* Text shown:

::::::::

LARRY: I started home brewing early in 1980 and the home-brew store opened in 1983 from a birthday present, a $200 check. I had a $150 worth of inventory and was only open 10 hours a week. It was very, very quiet.

I was also selling home brew out of my basement and it was either I was going to go to jail for what I was doing or I had to get a license. It's Rock Bartley's knock on the door that scares the hell out of me, and I think I'm getting arrested, that's what makes me file for the license. Rock Bartley, knocked on my door at 10 o'clock at night on a Saturday to buy a case of beer with his band. It scared the crap out of me and the next day I wrote to the government and said "what do I need to do?"

"We didn't have any money, we didn't have proper facilities. It was basically a nightmare." The early days of Bell's

ROCK: We moved over to Kalamazoo Avenue, there was a plumber who owned that building and he rented the front area to Larry.

LARRY: It was the closest place to downtown Kalamazoo that was zoned for light industrial, but the neighborhood wasn't anything like it is today, most people didn't even want to go north of Michigan Avenue. There were homeless people on the property and prostitution taking place, sometimes even during the day. The whole building leaked, we used to call it Niagara Falls. We were right next to the railroad tracks and I thought the building would fall down when a train went by.

ROCK: It was pretty beat up.

LARRY: We didn't have any money, we didn't have proper facilities. It was basically a nightmare.

::::::::

* Extracted entries:
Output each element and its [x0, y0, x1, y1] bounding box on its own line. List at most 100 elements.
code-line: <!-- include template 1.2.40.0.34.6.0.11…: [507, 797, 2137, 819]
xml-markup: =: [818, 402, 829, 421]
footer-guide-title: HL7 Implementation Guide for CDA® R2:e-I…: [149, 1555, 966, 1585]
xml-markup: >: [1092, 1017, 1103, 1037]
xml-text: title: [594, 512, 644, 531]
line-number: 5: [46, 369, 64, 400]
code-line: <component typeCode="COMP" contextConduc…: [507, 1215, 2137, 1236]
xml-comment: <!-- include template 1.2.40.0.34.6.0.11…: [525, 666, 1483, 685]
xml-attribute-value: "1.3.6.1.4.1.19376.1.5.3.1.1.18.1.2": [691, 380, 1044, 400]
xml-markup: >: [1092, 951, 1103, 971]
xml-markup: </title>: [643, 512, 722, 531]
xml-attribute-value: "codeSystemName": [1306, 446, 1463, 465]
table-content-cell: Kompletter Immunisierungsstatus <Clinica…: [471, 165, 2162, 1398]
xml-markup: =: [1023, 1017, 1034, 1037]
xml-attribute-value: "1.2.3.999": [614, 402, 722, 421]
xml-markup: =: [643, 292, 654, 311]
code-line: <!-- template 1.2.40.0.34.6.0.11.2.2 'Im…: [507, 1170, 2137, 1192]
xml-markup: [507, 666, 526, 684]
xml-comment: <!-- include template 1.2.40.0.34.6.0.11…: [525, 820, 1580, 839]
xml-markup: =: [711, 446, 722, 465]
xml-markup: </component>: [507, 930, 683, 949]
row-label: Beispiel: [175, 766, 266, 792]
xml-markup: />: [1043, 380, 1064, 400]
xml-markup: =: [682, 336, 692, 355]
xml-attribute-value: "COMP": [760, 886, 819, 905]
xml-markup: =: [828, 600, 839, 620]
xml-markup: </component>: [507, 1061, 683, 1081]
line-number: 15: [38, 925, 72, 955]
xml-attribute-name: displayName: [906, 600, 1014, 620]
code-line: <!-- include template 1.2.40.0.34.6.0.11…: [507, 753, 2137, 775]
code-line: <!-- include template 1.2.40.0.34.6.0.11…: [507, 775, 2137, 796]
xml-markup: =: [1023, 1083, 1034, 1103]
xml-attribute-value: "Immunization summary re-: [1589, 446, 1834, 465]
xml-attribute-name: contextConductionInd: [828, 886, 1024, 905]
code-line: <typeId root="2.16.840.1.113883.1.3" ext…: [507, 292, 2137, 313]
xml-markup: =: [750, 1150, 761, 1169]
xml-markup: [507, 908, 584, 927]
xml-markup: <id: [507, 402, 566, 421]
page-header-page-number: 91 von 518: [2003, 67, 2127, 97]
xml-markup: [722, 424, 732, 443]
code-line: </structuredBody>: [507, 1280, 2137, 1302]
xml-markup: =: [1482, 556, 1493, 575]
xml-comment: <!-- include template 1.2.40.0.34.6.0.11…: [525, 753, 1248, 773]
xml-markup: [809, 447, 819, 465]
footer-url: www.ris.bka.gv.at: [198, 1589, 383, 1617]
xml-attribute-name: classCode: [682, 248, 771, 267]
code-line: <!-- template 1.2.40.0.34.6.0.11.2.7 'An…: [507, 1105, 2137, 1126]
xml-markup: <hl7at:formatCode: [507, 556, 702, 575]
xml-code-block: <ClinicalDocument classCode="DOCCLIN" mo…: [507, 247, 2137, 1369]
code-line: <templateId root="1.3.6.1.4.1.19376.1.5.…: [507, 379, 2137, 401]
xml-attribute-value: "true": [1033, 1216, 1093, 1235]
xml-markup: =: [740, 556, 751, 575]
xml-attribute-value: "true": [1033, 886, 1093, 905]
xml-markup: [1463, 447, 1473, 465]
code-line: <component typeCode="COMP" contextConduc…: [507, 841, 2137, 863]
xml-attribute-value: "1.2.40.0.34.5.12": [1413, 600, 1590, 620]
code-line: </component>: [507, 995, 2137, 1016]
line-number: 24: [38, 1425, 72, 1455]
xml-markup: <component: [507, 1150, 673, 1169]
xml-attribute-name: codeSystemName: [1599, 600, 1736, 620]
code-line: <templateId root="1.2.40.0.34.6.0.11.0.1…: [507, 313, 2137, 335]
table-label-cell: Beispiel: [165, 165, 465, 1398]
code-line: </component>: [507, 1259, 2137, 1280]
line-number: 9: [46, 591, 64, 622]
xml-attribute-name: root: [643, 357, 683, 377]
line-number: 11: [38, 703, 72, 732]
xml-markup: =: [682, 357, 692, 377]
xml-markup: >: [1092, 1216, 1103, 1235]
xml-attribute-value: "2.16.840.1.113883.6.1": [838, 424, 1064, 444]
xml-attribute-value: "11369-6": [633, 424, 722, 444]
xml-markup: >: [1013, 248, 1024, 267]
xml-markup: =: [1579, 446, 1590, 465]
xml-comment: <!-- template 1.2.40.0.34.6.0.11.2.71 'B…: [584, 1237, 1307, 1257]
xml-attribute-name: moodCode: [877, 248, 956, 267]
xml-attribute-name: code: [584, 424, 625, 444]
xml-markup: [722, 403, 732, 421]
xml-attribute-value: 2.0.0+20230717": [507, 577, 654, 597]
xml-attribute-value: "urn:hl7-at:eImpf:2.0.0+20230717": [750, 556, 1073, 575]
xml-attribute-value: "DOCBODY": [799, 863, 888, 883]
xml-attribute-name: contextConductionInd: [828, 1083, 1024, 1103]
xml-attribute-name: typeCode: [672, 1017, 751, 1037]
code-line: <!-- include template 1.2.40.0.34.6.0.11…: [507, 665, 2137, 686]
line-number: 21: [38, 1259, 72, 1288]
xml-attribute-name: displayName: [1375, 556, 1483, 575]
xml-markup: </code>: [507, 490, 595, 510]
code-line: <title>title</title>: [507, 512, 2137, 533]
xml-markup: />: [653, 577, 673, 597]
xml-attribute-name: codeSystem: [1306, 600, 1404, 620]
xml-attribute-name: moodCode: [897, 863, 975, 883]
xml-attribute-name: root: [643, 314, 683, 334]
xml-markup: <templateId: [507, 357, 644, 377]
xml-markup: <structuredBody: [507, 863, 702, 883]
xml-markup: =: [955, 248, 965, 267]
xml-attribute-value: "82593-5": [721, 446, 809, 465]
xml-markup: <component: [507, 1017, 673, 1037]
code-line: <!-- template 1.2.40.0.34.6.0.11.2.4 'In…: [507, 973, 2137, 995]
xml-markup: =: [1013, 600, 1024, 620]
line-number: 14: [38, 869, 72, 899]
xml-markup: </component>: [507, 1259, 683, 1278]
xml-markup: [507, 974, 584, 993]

::::::::

* Exercise task: List every number written in digits in the text about the early days of Bell's, counting each occurrence separately.

* Finished task:
1980
1983
$200
$150
10 (hours a week)
10 (o'clock at night)